Activity
Across the listing, tally the lines in which the word "Psychology" occurs, then report the tally alone.

Information provided
┏━━

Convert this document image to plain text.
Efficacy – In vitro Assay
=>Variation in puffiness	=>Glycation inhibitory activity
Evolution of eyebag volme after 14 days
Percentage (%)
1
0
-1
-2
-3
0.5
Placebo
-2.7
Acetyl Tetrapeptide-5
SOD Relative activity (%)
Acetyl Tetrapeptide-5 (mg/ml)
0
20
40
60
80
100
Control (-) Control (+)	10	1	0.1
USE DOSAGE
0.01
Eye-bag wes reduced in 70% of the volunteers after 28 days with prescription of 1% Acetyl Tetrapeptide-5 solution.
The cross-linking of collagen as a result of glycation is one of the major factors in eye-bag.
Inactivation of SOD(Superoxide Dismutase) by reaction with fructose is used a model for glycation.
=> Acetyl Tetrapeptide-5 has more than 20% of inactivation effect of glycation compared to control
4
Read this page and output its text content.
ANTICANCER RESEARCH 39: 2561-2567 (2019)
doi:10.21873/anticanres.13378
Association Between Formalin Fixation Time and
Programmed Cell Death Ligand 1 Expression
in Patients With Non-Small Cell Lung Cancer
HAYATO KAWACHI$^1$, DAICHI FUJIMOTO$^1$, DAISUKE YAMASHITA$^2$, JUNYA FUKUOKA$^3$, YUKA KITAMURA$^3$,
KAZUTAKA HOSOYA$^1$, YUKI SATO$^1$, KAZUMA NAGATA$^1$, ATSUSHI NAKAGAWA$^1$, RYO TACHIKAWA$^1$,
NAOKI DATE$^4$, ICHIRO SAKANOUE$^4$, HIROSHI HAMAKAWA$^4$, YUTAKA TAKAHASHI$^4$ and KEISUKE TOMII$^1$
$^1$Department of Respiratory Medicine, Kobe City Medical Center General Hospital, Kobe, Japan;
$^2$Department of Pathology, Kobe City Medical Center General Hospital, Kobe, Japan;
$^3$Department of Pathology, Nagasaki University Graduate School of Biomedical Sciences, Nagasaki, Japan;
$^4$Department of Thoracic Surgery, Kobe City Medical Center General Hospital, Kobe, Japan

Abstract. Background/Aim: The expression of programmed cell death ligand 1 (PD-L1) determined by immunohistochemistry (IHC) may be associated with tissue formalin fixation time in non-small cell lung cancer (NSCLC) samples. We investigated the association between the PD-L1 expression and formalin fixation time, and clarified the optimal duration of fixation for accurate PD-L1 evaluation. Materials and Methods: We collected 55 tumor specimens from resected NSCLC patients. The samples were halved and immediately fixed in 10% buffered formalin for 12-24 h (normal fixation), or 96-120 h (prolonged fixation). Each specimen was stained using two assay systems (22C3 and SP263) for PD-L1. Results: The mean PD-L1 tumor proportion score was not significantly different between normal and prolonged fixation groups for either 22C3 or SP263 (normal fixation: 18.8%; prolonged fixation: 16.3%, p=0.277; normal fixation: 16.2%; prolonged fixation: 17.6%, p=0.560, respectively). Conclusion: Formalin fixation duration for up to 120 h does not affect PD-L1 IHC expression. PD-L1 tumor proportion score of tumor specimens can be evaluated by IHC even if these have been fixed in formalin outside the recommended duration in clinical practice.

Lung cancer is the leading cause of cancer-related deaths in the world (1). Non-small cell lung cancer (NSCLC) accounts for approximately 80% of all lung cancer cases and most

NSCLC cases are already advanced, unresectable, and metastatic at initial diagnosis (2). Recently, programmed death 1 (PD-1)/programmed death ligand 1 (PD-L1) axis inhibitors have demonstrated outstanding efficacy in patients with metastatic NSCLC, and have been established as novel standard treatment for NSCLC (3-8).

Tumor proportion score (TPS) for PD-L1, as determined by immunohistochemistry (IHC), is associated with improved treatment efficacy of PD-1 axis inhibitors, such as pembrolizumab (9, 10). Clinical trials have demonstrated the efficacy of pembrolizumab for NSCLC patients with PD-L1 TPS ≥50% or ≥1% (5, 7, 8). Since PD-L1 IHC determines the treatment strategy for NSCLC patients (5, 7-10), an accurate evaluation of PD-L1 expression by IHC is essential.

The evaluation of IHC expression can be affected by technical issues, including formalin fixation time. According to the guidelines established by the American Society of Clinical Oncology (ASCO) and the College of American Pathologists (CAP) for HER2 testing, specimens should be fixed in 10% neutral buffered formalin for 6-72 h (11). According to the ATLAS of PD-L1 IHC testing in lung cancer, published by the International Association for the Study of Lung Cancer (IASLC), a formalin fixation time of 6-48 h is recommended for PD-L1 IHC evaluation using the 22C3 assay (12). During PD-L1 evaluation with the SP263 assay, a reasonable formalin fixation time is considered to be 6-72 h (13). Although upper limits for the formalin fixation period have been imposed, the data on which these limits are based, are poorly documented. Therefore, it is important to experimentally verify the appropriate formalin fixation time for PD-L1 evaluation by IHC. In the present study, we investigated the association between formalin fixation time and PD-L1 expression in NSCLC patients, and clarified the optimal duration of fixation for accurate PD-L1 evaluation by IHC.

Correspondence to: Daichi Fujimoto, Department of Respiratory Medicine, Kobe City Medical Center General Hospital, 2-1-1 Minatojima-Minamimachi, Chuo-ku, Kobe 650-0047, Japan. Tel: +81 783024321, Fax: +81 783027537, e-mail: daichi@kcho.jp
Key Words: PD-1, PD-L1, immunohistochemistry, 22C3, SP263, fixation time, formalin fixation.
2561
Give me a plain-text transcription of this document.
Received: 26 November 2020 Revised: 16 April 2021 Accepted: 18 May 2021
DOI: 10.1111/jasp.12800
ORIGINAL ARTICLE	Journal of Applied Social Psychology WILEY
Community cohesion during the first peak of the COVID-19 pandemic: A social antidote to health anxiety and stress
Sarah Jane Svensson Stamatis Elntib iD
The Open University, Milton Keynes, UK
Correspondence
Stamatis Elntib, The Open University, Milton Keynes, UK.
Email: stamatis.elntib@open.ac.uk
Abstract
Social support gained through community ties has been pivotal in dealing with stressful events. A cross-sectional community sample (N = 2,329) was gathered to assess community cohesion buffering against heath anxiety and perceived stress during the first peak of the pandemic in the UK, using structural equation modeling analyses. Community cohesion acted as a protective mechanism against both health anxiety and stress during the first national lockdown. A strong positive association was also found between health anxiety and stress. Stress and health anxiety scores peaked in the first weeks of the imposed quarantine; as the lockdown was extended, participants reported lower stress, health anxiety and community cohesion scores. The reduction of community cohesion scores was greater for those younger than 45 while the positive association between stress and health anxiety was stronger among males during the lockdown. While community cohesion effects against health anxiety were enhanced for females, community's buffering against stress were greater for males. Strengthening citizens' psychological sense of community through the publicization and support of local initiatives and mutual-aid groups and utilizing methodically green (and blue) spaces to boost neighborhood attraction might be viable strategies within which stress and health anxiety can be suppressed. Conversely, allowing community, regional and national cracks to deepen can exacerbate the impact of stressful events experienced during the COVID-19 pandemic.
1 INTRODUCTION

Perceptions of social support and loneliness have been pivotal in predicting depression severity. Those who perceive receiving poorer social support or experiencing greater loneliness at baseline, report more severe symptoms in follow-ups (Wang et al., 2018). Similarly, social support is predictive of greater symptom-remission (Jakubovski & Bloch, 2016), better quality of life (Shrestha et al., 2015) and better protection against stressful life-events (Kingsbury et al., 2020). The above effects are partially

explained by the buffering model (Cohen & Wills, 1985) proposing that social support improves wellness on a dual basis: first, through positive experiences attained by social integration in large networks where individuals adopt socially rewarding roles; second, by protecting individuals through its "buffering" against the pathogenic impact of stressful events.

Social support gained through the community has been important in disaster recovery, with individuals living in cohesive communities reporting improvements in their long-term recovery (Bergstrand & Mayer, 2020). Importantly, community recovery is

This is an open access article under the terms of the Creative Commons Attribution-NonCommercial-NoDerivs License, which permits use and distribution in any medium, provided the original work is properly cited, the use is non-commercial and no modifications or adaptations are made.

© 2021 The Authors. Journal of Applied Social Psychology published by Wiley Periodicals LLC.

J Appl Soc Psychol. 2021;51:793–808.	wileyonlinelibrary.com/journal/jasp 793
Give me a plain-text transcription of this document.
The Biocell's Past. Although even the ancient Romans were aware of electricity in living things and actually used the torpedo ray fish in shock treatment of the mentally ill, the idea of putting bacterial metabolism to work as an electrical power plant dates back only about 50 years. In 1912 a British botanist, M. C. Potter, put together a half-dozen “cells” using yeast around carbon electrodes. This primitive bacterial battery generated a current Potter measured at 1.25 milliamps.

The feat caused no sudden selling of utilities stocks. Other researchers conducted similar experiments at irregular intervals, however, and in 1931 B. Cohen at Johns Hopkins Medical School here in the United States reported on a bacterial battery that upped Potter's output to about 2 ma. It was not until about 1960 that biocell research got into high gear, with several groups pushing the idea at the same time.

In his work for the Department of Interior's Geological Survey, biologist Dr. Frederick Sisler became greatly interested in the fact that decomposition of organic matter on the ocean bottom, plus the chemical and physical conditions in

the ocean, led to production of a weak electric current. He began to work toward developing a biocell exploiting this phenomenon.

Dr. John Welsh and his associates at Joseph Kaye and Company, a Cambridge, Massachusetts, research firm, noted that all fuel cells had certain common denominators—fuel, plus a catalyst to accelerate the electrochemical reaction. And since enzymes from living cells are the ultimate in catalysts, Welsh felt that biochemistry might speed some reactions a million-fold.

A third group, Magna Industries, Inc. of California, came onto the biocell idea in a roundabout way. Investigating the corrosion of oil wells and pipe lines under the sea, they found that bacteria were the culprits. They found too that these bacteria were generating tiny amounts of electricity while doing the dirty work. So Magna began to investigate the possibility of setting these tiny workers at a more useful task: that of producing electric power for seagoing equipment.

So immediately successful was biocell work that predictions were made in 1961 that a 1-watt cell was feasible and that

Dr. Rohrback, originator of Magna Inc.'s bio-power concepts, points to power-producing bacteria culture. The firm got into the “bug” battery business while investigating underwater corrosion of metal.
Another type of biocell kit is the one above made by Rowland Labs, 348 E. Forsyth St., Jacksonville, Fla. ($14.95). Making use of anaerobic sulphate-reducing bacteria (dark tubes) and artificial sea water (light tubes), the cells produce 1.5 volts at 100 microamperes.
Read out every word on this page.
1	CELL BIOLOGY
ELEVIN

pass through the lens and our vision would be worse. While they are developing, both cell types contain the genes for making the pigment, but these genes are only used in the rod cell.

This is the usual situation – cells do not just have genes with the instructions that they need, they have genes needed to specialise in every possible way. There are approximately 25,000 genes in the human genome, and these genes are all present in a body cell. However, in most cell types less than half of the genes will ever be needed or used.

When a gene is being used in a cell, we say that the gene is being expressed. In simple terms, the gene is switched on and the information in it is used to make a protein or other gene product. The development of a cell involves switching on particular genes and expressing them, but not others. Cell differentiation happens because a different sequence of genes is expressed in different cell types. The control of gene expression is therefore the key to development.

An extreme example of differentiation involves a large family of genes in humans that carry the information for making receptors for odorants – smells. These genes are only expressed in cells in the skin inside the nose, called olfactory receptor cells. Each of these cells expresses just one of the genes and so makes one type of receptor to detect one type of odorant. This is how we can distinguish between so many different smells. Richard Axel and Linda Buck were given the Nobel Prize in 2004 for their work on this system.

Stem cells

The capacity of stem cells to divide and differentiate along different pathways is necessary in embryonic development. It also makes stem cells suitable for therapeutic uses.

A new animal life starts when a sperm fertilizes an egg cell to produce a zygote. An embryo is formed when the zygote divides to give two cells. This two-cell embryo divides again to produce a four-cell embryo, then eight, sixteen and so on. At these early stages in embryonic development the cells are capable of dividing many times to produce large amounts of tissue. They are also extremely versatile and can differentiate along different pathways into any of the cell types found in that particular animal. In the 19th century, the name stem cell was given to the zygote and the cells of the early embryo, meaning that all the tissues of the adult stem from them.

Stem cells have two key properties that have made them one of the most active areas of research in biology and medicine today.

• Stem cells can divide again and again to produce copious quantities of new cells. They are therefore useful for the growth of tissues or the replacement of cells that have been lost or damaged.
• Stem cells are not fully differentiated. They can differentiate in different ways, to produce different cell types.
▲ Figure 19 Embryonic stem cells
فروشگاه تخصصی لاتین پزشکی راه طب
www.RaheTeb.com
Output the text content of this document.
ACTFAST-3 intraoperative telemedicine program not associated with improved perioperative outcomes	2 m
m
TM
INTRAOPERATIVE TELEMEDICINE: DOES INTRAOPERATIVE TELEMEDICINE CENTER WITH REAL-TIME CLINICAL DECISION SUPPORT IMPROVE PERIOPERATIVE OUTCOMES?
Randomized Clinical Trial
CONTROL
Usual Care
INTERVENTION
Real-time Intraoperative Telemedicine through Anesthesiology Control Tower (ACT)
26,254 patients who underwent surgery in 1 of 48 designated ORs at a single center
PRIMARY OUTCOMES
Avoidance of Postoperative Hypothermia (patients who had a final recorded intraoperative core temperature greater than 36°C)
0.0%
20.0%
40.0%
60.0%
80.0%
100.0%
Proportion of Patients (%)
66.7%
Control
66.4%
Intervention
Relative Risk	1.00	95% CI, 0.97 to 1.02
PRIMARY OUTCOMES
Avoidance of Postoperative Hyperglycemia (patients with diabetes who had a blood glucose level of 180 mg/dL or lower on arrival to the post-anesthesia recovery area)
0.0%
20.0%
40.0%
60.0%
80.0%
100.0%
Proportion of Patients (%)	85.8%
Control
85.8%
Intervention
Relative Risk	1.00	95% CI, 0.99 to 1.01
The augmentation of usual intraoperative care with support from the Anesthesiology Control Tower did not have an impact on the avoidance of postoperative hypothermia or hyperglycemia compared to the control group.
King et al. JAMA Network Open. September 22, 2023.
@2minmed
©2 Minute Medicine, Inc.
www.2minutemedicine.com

┗━━

Answer for the task
2